Available data ->
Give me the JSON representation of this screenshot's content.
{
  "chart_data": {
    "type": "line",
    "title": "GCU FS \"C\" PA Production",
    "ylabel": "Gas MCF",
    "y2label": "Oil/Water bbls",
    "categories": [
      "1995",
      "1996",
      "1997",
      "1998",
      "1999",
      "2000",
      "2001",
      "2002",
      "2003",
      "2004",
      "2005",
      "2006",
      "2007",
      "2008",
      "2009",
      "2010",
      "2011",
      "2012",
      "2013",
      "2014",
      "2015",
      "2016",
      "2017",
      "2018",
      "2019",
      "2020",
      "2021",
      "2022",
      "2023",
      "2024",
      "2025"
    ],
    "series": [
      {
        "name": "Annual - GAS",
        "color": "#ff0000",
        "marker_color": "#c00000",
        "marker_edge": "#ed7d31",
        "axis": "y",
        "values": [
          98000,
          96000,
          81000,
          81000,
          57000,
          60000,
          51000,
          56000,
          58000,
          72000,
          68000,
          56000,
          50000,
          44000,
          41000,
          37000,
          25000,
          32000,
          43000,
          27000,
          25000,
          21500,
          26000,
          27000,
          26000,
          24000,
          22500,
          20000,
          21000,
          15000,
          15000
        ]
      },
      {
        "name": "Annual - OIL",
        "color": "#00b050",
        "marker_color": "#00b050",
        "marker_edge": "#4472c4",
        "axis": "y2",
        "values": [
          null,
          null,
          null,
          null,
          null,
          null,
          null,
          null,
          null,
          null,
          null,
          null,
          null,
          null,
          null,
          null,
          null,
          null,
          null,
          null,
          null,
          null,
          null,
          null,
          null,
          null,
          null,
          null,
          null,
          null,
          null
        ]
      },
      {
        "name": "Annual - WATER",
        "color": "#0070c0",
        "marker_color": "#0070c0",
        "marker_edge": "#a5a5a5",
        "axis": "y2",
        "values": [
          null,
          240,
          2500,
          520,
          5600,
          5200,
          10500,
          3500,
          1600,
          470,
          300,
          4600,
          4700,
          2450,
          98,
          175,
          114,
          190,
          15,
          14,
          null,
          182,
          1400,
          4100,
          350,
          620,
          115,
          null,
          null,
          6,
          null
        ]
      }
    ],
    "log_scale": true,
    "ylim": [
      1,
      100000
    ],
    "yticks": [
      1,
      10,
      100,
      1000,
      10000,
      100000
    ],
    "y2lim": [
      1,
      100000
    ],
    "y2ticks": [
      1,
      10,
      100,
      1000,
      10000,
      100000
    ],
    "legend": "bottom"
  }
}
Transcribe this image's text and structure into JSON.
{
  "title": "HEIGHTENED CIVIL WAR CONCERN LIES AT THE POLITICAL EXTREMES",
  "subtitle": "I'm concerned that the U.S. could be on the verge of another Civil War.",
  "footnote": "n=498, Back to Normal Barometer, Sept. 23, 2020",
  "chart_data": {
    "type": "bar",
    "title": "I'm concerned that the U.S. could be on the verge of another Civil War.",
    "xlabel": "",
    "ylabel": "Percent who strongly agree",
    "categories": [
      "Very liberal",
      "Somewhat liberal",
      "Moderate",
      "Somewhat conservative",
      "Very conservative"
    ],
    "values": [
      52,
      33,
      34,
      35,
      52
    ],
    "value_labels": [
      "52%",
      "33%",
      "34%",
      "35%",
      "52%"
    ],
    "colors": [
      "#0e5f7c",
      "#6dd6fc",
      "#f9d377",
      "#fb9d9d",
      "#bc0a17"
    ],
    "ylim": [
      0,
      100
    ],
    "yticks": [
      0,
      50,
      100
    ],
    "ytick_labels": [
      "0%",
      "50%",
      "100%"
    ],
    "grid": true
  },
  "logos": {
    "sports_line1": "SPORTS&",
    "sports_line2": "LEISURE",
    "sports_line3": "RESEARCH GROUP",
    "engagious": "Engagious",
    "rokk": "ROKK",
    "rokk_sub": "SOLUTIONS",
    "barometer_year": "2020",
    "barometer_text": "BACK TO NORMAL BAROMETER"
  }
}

Work to do -> Report the count of lines in the entries that contain the string "this", and nothing besides it.

Output of the exercise -> 2